## Set task
From the line containing "Convert this document image to plain text." through the last line of the entries, output the text exactly. Pictures stay out.

Dataset items
◇ ◇ ◇

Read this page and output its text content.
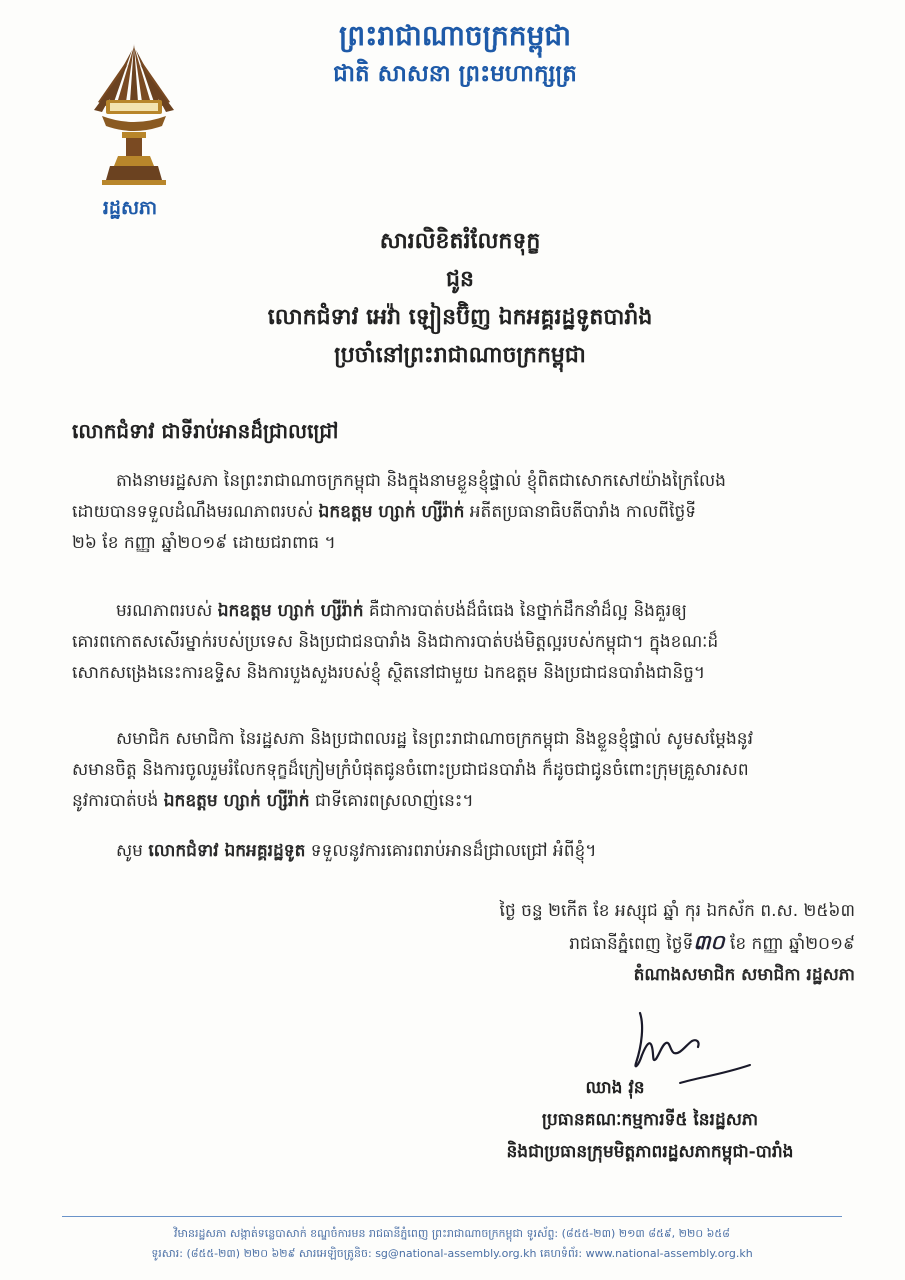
រដ្ឋសភា
ព្រះរាជាណាចក្រកម្ពុជា
ជាតិ សាសនា ព្រះមហាក្សត្រ
សារលិខិតរំលែកទុក្ខ
ជូន
លោកជំទាវ អេវ៉ា ឡៀនប៊ិញ ឯកអគ្គរដ្ឋទូតបារាំង
ប្រចាំនៅព្រះរាជាណាចក្រកម្ពុជា
លោកជំទាវ ជាទីរាប់អានដ៏ជ្រាលជ្រៅ
តាងនាមរដ្ឋសភា នៃព្រះរាជាណាចក្រកម្ពុជា និងក្នុងនាមខ្លួនខ្ញុំផ្ទាល់ ខ្ញុំពិតជាសោកសៅយ៉ាងក្រៃលែង
ដោយបានទទួលដំណឹងមរណភាពរបស់ ឯកឧត្តម ហ្សាក់ ហ្សីរ៉ាក់ អតីតប្រធានាធិបតីបារាំង កាលពីថ្ងៃទី
២៦ ខែ កញ្ញា ឆ្នាំ២០១៩ ដោយជរាពាធ ។
មរណភាពរបស់ ឯកឧត្តម ហ្សាក់ ហ្សីរ៉ាក់ គឺជាការបាត់បង់ដ៏ធំធេង នៃថ្នាក់ដឹកនាំដ៏ល្អ និងគួរឲ្យ
គោរពកោតសសើរម្នាក់របស់ប្រទេស និងប្រជាជនបារាំង និងជាការបាត់បង់មិត្តល្អរបស់កម្ពុជា។ ក្នុងខណៈដ៏
សោកសង្រេងនេះការឧទ្ទិស និងការបួងសួងរបស់ខ្ញុំ ស្ថិតនៅជាមួយ ឯកឧត្តម និងប្រជាជនបារាំងជានិច្ច។
សមាជិក សមាជិកា នៃរដ្ឋសភា និងប្រជាពលរដ្ឋ នៃព្រះរាជាណាចក្រកម្ពុជា និងខ្លួនខ្ញុំផ្ទាល់ សូមសម្តែងនូវ
សមានចិត្ត និងការចូលរួមរំលែកទុក្ខដ៏ក្រៀមក្រំបំផុតជូនចំពោះប្រជាជនបារាំង ក៏ដូចជាជូនចំពោះក្រុមគ្រួសារសព
នូវការបាត់បង់ ឯកឧត្តម ហ្សាក់ ហ្សីរ៉ាក់ ជាទីគោរពស្រលាញ់នេះ។
សូម លោកជំទាវ ឯកអគ្គរដ្ឋទូត ទទួលនូវការគោរពរាប់អានដ៏ជ្រាលជ្រៅ អំពីខ្ញុំ។
ថ្ងៃ ចន្ទ ២កើត ខែ អស្សុជ ឆ្នាំ កុរ ឯកស័ក ព.ស. ២៥៦៣
រាជធានីភ្នំពេញ ថ្ងៃទី៣០ ខែ កញ្ញា ឆ្នាំ២០១៩
តំណាងសមាជិក សមាជិកា រដ្ឋសភា
ឈាង វុន
ប្រធានគណៈកម្មការទី៥ នៃរដ្ឋសភា
និងជាប្រធានក្រុមមិត្តភាពរដ្ឋសភាកម្ពុជា-បារាំង
វិមានរដ្ឋសភា សង្កាត់ទន្លេបាសាក់ ខណ្ឌចំការមន រាជធានីភ្នំពេញ ព្រះរាជាណាចក្រកម្ពុជា ទូរស័ព្ទ: (៨៥៥-២៣) ២១៣ ៨៥៩, ២២០ ៦៥៨
ទូរសារ: (៨៥៥-២៣) ២២០ ៦២៩ សារអេឡិចត្រូនិច: sg@national-assembly.org.kh គេហទំព័រ: www.national-assembly.org.kh
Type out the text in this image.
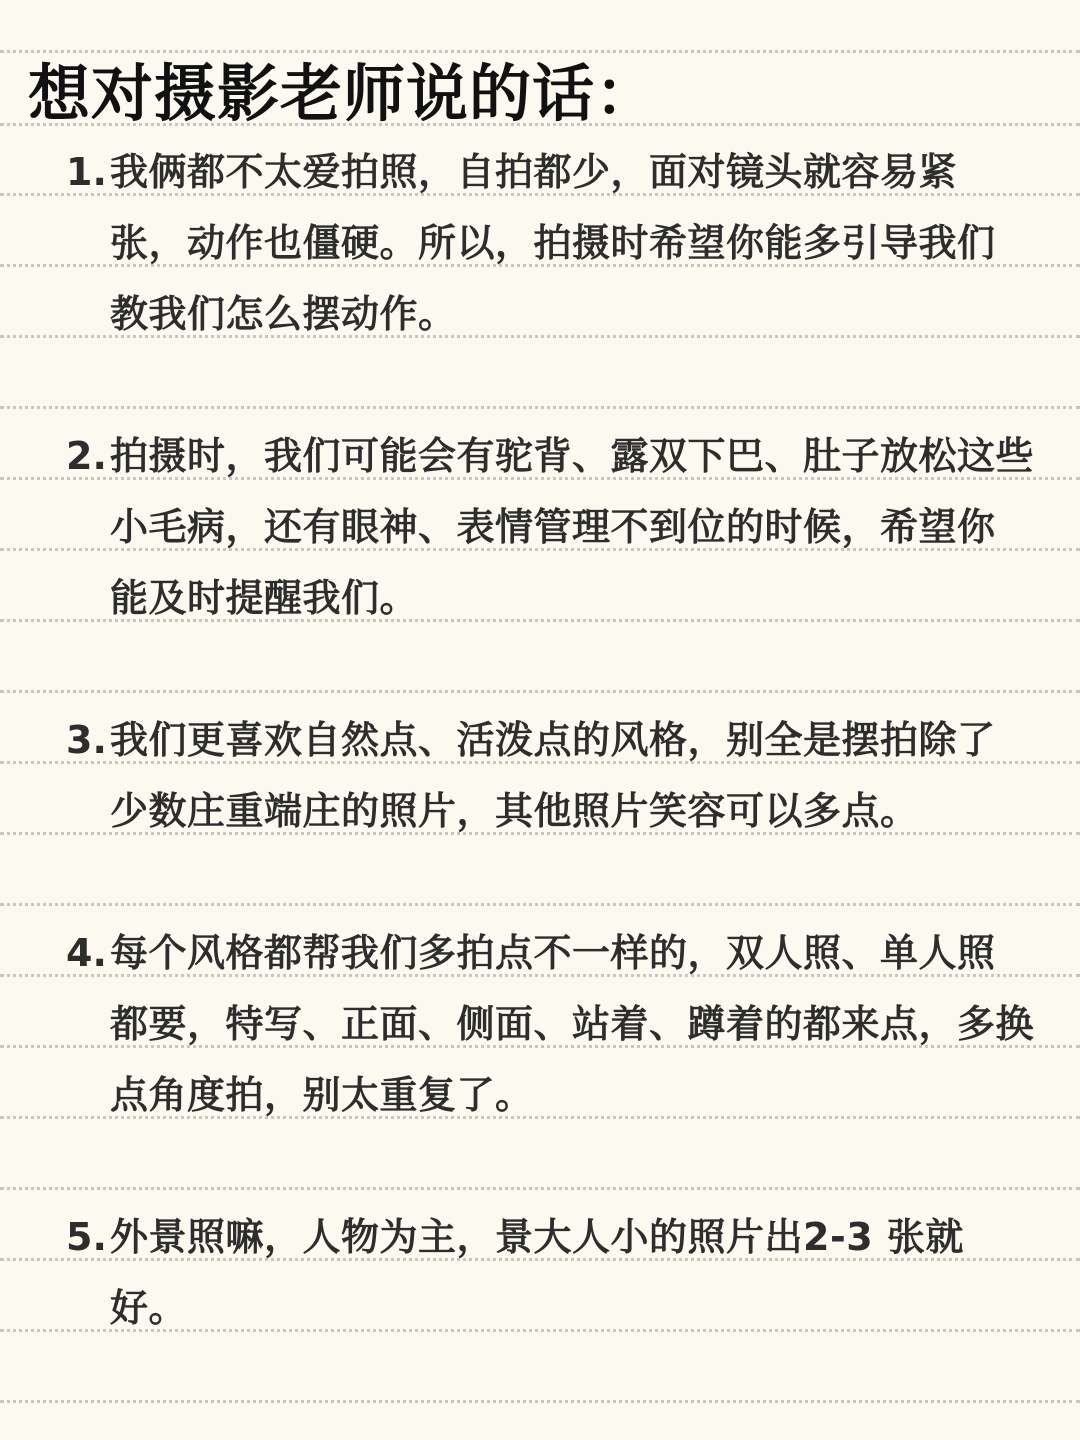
想对摄影老师说的话：
1. 我俩都不太爱拍照，自拍都少，面对镜头就容易紧
张，动作也僵硬。所以，拍摄时希望你能多引导我们
教我们怎么摆动作。
2. 拍摄时，我们可能会有驼背、露双下巴、肚子放松这些
小毛病，还有眼神、表情管理不到位的时候，希望你
能及时提醒我们。
3. 我们更喜欢自然点、活泼点的风格，别全是摆拍除了
少数庄重端庄的照片，其他照片笑容可以多点。
4. 每个风格都帮我们多拍点不一样的，双人照、单人照
都要，特写、正面、侧面、站着、蹲着的都来点，多换
点角度拍，别太重复了。
5. 外景照嘛，人物为主，景大人小的照片出2-3 张就
好。
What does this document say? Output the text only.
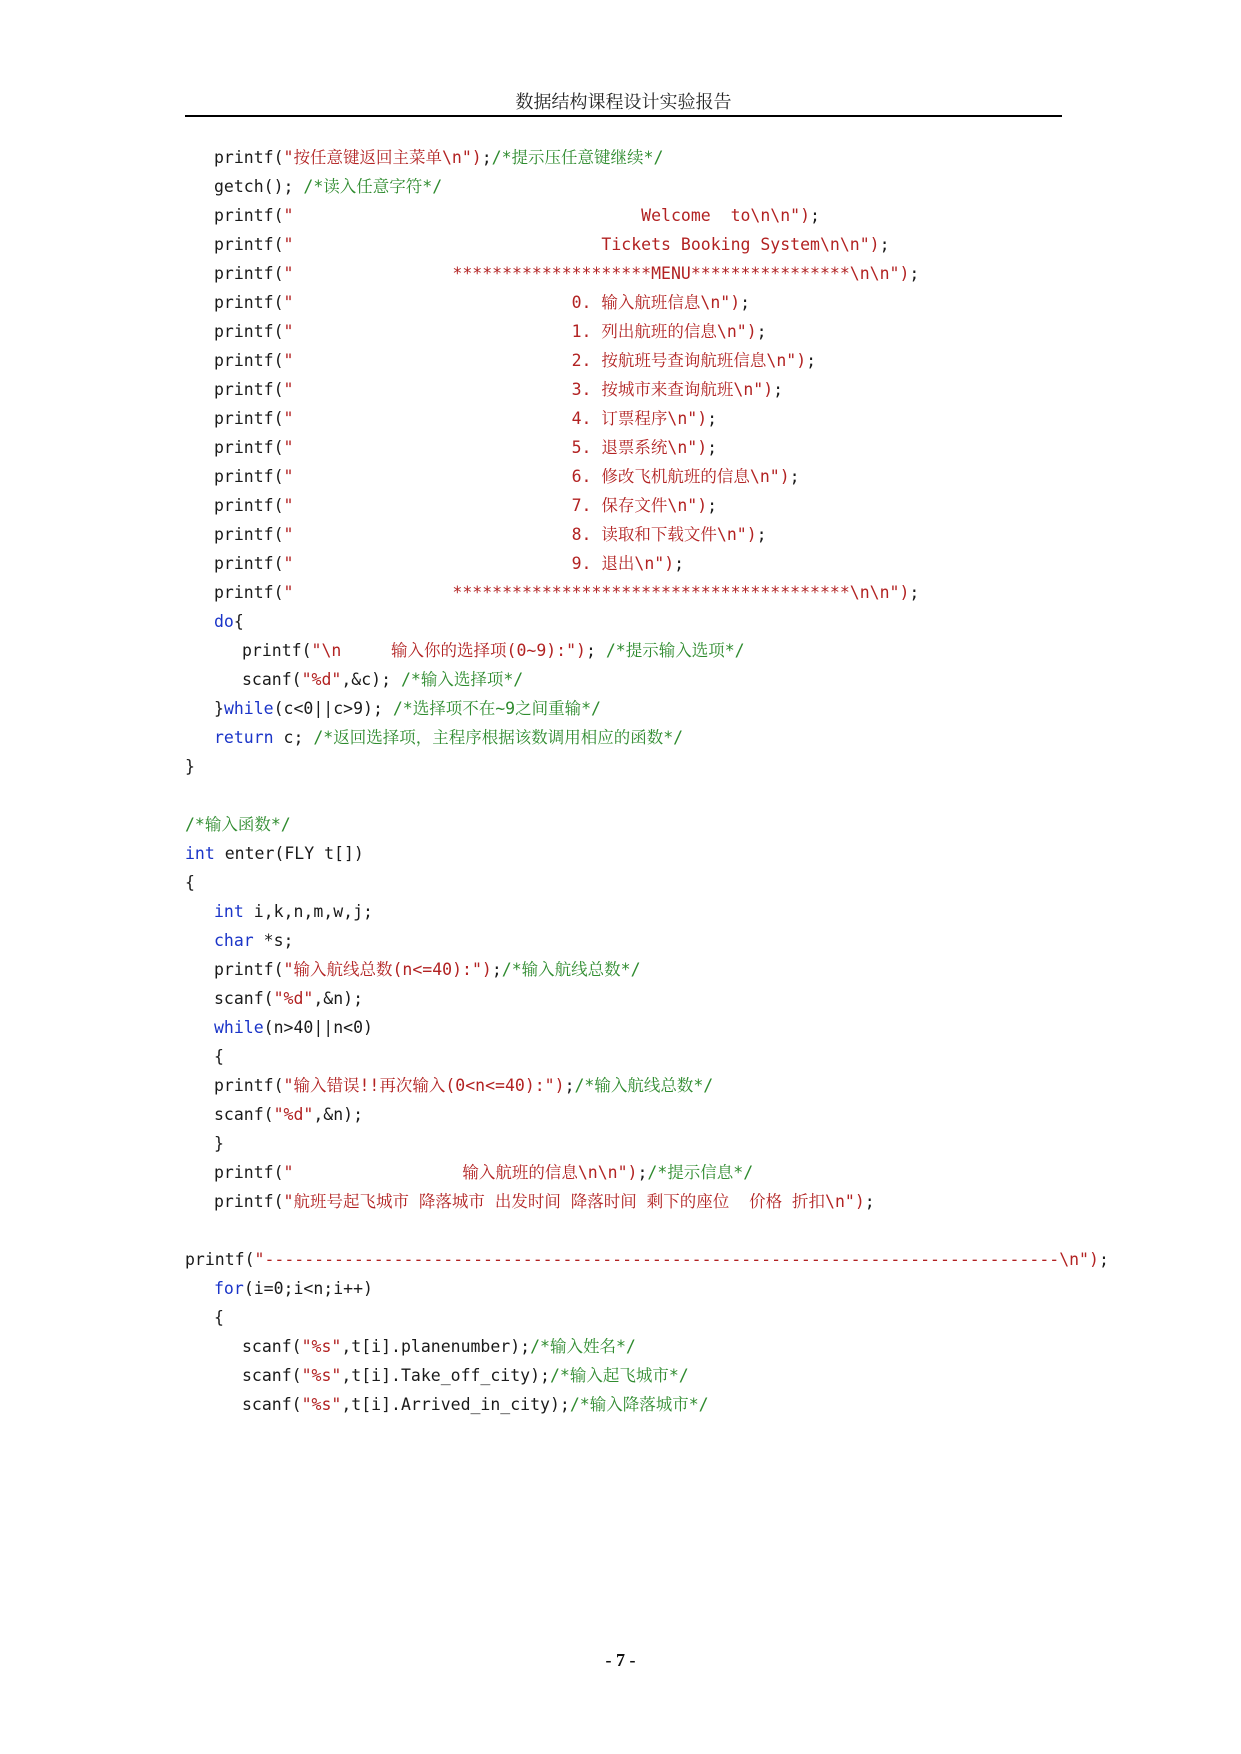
数据结构课程设计实验报告
printf("按任意键返回主菜单\n");/*提示压任意键继续*/
getch(); /*读入任意字符*/
printf("                                   Welcome  to\n\n");
printf("                               Tickets Booking System\n\n");
printf("                ********************MENU****************\n\n");
printf("                            0. 输入航班信息\n");
printf("                            1. 列出航班的信息\n");
printf("                            2. 按航班号查询航班信息\n");
printf("                            3. 按城市来查询航班\n");
printf("                            4. 订票程序\n");
printf("                            5. 退票系统\n");
printf("                            6. 修改飞机航班的信息\n");
printf("                            7. 保存文件\n");
printf("                            8. 读取和下载文件\n");
printf("                            9. 退出\n");
printf("                ****************************************\n\n");
do{
printf("\n     输入你的选择项(0~9):"); /*提示输入选项*/
scanf("%d",&c); /*输入选择项*/
}while(c<0||c>9); /*选择项不在~9之间重输*/
return c; /*返回选择项，主程序根据该数调用相应的函数*/
}
/*输入函数*/
int enter(FLY t[])
{
int i,k,n,m,w,j;
char *s;
printf("输入航线总数(n<=40):");/*输入航线总数*/
scanf("%d",&n);
while(n>40||n<0)
{
printf("输入错误!!再次输入(0<n<=40):");/*输入航线总数*/
scanf("%d",&n);
}
printf("                 输入航班的信息\n\n");/*提示信息*/
printf("航班号起飞城市 降落城市 出发时间 降落时间 剩下的座位  价格 折扣\n");
printf("--------------------------------------------------------------------------------\n");
for(i=0;i<n;i++)
{
scanf("%s",t[i].planenumber);/*输入姓名*/
scanf("%s",t[i].Take_off_city);/*输入起飞城市*/
scanf("%s",t[i].Arrived_in_city);/*输入降落城市*/
- 7 -
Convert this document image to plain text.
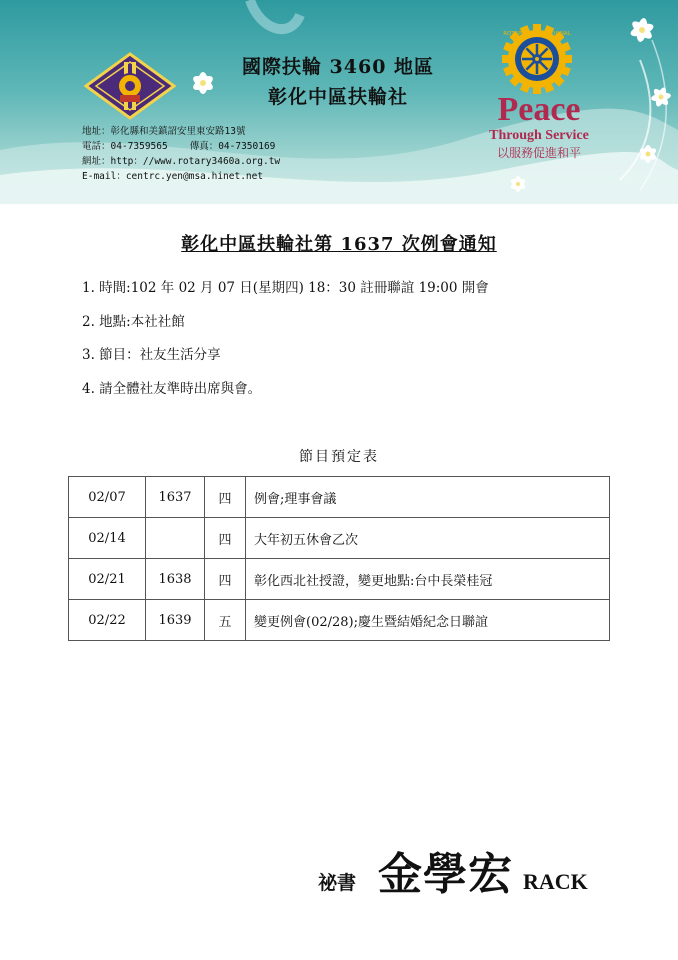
國際扶輪 3460 地區
彰化中區扶輪社
地址：彰化縣和美鎮詔安里東安路13號
電話：04-7359565 傳真：04-7350169
網址：http：//www.rotary3460a.org.tw
E-mail：centrc.yen@msa.hinet.net
ROTARY INTERNATIONAL
Peace
Through Service
以服務促進和平
彰化中區扶輪社第 1637 次例會通知
1. 時間:102 年 02 月 07 日(星期四) 18：30 註冊聯誼 19:00 開會
2. 地點:本社社館
3. 節目：社友生活分享
4. 請全體社友準時出席與會。
節目預定表
02/07	1637	四	例會;理事會議
02/14		四	大年初五休會乙次
02/21	1638	四	彰化西北社授證，變更地點:台中長榮桂冠
02/22	1639	五	變更例會(02/28);慶生暨結婚紀念日聯誼
祕書 金學宏 RACK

◇ ◇ ◇

## Result of the task
Convert this document image to plain text.
國際扶輪 3460 地區
彰化中區扶輪社
地址：彰化縣和美鎮詔安里東安路13號
電話：04-7359565 傳真：04-7350169
網址：http：//www.rotary3460a.org.tw
E-mail：centrc.yen@msa.hinet.net
ROTARY INTERNATIONAL
Peace
Through Service
以服務促進和平
彰化中區扶輪社第 1637 次例會通知
1. 時間:102 年 02 月 07 日(星期四) 18：30 註冊聯誼 19:00 開會
2. 地點:本社社館
3. 節目：社友生活分享
4. 請全體社友準時出席與會。
節目預定表
02/07	1637	四	例會;理事會議
02/14		四	大年初五休會乙次
02/21	1638	四	彰化西北社授證，變更地點:台中長榮桂冠
02/22	1639	五	變更例會(02/28);慶生暨結婚紀念日聯誼
祕書 金學宏 RACK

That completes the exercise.